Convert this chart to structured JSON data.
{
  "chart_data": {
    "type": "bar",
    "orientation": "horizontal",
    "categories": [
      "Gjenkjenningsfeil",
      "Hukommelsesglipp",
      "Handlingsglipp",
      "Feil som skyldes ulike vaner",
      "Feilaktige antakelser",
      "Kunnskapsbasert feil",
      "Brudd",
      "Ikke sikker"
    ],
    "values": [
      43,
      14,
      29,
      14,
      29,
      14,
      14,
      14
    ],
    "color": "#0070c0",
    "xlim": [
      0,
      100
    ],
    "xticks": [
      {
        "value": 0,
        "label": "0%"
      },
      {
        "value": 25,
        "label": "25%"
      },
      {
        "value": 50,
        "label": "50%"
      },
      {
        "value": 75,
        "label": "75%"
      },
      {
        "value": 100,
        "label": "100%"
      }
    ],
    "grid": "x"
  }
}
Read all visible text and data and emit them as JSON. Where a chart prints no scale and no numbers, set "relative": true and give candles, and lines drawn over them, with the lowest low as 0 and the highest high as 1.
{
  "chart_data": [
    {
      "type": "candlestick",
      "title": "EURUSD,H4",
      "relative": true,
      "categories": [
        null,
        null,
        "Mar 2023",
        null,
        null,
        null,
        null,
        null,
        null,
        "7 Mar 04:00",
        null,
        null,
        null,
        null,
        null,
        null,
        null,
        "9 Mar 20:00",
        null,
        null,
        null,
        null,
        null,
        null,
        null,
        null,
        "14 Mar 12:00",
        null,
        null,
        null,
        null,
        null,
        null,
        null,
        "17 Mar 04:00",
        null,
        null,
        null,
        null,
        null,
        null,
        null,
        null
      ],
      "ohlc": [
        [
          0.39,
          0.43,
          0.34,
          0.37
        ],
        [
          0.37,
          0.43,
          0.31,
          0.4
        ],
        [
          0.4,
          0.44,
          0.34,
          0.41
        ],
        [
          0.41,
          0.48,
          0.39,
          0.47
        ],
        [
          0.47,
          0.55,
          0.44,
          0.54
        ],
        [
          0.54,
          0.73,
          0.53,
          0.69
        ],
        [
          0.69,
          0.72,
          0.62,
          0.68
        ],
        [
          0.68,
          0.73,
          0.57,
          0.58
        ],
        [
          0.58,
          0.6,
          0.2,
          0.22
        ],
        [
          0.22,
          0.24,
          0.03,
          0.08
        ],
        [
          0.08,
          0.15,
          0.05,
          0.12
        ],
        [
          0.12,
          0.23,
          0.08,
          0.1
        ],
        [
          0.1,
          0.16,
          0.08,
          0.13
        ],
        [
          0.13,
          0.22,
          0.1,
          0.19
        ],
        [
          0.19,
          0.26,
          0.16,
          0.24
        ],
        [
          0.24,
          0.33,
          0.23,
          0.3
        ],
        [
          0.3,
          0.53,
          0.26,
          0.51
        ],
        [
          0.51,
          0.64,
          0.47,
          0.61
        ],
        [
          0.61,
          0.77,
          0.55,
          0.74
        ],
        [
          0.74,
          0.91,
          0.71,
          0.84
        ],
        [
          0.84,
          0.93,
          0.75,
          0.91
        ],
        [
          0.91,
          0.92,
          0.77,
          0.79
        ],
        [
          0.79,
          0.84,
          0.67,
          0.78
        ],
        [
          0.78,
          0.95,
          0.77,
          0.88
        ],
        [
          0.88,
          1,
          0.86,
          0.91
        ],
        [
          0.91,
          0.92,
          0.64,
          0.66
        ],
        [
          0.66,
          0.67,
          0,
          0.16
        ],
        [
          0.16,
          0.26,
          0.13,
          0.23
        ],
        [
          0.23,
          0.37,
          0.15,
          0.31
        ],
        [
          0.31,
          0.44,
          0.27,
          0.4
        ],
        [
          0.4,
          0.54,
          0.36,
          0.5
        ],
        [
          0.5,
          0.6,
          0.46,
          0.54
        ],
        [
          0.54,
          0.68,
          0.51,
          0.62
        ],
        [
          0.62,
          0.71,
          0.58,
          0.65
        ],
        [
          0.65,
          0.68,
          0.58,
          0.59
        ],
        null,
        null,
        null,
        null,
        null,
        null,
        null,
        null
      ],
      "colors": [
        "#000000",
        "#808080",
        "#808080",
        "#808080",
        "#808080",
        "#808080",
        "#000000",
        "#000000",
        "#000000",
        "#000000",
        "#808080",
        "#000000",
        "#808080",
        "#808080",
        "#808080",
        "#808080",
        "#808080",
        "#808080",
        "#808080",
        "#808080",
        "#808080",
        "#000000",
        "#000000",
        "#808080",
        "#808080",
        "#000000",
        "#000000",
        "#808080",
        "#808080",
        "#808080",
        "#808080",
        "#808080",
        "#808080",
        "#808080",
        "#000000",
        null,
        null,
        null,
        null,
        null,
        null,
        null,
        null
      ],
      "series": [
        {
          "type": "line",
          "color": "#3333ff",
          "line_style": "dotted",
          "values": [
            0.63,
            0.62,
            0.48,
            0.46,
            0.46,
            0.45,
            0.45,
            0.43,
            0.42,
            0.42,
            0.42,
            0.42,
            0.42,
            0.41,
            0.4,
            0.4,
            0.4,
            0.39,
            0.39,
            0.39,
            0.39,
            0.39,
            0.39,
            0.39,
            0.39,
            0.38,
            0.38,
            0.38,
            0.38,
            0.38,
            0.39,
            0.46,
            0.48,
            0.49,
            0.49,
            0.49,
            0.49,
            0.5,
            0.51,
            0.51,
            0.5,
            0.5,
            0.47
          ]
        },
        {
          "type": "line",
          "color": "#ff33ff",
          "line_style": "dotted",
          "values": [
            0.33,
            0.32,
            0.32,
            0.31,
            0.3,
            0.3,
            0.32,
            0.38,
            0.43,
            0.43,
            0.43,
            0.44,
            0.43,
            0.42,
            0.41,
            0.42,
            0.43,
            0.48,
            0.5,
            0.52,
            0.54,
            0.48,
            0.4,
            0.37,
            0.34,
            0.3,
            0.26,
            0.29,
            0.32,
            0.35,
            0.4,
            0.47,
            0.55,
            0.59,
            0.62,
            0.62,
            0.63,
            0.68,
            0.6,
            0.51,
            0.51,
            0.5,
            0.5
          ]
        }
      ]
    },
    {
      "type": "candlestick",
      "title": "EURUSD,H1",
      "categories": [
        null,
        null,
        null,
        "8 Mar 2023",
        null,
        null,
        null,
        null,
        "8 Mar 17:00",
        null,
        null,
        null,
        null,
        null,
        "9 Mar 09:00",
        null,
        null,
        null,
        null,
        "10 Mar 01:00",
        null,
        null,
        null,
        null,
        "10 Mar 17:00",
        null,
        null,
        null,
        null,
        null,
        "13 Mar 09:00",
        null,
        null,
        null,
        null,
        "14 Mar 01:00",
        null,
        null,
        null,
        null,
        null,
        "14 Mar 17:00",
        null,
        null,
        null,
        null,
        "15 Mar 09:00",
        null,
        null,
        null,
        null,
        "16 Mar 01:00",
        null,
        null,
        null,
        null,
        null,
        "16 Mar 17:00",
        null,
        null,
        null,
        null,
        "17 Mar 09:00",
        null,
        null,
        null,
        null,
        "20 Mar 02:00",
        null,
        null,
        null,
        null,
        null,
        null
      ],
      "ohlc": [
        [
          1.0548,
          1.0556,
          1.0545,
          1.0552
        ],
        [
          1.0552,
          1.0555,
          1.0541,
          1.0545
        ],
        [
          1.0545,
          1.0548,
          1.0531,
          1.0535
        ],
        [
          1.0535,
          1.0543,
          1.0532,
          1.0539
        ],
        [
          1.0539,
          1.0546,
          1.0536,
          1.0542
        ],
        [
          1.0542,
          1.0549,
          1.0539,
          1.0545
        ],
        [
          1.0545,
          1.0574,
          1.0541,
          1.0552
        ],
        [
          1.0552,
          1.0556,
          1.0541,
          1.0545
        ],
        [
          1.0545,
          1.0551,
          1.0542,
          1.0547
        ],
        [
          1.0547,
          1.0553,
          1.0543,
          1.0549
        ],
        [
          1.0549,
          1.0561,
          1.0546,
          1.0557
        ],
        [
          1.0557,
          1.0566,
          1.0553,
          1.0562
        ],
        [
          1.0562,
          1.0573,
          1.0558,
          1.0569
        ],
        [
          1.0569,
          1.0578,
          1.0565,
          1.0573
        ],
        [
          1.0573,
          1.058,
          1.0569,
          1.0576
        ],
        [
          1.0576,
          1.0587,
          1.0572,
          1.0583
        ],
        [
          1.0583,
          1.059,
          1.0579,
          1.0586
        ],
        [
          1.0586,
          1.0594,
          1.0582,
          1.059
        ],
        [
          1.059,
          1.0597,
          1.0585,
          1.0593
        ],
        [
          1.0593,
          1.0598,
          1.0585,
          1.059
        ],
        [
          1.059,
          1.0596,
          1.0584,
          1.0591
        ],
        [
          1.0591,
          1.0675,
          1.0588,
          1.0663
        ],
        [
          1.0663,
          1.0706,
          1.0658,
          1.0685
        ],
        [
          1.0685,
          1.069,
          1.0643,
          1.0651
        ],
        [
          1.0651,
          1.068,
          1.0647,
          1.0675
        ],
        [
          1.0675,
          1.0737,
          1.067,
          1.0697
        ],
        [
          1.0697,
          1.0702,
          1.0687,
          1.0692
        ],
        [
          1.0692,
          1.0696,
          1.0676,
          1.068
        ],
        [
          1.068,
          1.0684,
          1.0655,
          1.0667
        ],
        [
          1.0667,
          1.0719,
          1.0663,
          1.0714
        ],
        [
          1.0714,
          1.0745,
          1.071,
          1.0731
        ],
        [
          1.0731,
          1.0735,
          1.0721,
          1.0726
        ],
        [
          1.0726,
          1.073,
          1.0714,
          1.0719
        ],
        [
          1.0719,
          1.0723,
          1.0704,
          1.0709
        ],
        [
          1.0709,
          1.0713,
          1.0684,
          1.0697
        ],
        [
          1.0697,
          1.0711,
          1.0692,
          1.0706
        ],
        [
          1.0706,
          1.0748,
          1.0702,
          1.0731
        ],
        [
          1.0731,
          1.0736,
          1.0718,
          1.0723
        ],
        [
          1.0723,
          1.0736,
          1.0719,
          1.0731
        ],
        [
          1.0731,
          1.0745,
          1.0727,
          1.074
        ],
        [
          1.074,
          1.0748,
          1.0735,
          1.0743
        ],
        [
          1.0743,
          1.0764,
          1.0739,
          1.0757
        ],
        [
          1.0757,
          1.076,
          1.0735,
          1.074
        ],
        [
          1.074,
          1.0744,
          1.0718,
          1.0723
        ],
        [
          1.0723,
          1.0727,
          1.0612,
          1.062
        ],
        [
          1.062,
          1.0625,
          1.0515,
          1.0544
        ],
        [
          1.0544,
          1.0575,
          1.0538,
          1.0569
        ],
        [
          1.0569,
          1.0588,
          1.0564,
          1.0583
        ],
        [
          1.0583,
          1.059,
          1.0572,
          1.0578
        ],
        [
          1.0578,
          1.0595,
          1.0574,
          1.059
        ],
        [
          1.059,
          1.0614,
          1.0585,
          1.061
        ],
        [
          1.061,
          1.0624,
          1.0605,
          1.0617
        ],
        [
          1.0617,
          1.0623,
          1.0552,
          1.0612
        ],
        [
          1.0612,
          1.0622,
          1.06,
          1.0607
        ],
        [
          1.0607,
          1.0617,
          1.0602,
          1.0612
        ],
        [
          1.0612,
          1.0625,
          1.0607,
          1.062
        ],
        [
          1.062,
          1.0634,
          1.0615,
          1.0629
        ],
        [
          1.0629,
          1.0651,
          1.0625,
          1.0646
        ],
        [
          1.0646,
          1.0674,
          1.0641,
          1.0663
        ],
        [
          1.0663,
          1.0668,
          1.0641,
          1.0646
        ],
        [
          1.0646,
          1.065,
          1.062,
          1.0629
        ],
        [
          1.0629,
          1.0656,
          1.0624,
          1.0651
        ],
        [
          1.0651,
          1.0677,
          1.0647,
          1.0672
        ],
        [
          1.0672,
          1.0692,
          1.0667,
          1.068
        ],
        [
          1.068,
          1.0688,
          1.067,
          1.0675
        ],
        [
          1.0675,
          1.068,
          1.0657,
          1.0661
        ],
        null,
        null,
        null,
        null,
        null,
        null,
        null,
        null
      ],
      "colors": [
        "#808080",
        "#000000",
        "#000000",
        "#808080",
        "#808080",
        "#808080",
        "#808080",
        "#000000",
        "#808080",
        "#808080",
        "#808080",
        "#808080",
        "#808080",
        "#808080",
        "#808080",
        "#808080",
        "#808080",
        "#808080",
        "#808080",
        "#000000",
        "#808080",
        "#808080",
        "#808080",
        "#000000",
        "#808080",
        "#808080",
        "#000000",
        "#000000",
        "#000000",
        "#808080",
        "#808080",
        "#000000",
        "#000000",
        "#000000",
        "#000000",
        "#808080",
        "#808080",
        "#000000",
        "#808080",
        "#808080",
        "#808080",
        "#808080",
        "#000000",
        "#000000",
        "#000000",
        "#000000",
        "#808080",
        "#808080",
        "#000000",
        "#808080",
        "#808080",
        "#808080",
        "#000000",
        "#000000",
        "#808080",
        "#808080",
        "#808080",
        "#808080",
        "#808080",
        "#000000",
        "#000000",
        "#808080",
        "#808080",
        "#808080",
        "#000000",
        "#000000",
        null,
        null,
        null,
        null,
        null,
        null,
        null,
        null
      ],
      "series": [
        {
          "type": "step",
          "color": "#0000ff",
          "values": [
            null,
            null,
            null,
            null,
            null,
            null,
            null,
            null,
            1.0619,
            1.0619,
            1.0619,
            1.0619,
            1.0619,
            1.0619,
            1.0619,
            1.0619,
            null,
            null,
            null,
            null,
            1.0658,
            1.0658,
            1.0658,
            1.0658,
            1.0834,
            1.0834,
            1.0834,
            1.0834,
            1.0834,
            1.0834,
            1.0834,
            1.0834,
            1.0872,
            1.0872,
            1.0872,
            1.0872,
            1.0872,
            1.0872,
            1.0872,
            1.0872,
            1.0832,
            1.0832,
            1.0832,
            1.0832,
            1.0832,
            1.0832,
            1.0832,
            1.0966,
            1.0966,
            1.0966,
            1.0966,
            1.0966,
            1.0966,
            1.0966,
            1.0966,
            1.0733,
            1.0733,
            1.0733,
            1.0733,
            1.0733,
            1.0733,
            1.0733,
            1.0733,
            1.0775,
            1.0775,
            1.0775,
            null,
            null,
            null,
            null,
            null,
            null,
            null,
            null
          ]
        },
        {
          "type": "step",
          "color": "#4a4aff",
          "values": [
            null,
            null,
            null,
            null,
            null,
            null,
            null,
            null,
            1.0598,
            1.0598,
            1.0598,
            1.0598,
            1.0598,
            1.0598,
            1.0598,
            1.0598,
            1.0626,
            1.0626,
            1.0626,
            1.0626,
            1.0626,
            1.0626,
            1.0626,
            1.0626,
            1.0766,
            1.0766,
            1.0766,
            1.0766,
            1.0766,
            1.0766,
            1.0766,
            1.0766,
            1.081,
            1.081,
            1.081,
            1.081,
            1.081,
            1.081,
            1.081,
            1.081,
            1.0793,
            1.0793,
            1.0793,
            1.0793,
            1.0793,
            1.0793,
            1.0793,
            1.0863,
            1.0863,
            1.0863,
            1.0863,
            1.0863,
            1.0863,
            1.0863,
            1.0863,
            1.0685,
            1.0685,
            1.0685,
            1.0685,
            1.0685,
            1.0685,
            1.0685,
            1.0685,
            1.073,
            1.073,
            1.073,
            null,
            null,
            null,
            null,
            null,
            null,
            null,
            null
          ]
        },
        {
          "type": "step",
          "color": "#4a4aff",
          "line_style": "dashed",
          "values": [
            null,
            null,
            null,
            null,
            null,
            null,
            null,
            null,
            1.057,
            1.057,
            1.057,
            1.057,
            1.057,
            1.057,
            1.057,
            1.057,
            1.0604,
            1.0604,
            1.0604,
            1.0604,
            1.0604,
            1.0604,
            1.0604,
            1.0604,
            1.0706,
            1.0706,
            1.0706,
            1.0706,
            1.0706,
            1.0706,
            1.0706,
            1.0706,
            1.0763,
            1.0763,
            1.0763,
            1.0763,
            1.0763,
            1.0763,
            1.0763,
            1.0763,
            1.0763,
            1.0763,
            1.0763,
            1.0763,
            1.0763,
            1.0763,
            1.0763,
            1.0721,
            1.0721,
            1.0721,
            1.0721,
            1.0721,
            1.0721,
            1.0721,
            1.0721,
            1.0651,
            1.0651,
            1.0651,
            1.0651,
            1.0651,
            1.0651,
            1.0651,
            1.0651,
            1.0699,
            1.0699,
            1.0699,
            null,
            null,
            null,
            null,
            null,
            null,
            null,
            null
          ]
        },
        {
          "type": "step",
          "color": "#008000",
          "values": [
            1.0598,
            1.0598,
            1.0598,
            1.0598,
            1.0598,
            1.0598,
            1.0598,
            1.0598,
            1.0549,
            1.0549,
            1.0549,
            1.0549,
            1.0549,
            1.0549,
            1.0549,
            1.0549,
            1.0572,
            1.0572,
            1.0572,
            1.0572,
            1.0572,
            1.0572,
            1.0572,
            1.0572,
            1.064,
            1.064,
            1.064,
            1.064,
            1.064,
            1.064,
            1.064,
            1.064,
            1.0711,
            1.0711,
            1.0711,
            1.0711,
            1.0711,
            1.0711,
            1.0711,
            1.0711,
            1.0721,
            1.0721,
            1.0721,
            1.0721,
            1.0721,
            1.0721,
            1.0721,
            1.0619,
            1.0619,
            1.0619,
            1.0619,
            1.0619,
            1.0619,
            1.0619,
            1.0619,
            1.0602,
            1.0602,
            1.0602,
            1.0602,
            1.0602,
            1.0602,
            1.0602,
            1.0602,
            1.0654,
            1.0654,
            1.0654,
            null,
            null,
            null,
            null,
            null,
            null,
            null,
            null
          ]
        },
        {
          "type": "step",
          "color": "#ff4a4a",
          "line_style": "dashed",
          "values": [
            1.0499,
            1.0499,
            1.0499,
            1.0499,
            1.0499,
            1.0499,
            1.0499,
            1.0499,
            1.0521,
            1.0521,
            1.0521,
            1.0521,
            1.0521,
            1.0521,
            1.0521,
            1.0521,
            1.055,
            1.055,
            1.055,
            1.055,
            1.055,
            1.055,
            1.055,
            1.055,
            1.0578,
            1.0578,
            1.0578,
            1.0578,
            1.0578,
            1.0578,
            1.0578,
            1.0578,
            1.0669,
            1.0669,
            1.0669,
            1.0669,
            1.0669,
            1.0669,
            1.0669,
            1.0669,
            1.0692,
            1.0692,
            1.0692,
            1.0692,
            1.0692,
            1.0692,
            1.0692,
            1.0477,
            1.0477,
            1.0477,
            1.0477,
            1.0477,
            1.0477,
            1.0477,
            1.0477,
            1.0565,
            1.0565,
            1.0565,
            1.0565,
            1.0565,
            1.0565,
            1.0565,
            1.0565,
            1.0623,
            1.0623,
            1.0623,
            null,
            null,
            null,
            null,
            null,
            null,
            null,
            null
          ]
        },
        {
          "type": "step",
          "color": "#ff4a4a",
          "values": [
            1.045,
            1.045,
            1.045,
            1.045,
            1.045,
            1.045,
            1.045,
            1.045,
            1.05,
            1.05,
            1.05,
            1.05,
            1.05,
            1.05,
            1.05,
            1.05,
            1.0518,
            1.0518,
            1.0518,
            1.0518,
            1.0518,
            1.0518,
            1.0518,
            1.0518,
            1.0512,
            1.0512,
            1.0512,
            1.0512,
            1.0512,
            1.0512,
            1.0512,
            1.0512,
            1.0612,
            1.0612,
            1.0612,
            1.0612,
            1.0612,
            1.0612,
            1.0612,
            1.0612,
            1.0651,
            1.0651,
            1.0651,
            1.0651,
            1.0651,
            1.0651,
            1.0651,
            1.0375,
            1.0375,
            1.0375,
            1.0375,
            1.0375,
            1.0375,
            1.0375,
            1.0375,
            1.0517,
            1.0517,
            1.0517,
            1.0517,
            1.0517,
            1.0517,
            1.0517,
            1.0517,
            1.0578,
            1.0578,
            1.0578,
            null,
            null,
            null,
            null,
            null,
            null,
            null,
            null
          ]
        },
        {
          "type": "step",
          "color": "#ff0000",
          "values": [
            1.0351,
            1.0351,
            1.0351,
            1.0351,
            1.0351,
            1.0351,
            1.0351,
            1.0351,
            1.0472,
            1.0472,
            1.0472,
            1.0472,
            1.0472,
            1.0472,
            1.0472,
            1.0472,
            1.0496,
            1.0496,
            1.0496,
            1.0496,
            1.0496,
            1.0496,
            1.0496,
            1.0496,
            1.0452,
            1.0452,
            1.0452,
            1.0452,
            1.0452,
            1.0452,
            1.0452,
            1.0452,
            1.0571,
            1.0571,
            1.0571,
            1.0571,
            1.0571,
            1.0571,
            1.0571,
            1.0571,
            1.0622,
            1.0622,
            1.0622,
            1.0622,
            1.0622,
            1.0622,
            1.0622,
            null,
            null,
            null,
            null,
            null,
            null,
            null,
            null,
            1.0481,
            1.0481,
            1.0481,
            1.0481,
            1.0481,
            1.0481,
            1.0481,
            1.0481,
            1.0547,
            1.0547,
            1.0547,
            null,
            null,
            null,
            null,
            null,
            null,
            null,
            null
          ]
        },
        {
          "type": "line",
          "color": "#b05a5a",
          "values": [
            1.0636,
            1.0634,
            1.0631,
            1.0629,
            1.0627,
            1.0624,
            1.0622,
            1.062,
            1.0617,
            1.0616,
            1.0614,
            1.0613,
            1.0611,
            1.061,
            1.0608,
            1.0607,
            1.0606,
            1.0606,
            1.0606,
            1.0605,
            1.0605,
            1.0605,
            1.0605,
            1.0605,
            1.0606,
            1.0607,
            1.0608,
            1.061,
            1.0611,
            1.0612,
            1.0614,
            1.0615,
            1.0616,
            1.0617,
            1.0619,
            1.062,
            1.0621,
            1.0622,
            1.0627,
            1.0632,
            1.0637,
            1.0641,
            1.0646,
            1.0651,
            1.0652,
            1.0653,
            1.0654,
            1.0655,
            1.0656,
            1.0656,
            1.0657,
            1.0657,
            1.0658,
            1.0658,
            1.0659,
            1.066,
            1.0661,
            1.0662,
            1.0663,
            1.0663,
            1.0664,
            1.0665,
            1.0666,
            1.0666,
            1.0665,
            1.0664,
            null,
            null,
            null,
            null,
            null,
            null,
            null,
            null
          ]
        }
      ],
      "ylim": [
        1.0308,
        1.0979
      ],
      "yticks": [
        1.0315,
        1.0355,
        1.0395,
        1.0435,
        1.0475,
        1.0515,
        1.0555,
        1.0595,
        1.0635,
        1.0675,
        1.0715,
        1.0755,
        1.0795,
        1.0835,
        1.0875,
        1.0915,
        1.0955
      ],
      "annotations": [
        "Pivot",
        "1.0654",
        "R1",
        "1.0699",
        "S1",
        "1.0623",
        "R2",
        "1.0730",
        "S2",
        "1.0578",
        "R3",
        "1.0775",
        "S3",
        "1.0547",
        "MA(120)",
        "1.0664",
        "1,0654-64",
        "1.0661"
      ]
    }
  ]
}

◆ Work instructions
Find the lines with the string "label" and reproduce them.

◆ Solved exercise
        "label": "0%"
        "label": "25%"
        "label": "50%"
        "label": "75%"
        "label": "100%"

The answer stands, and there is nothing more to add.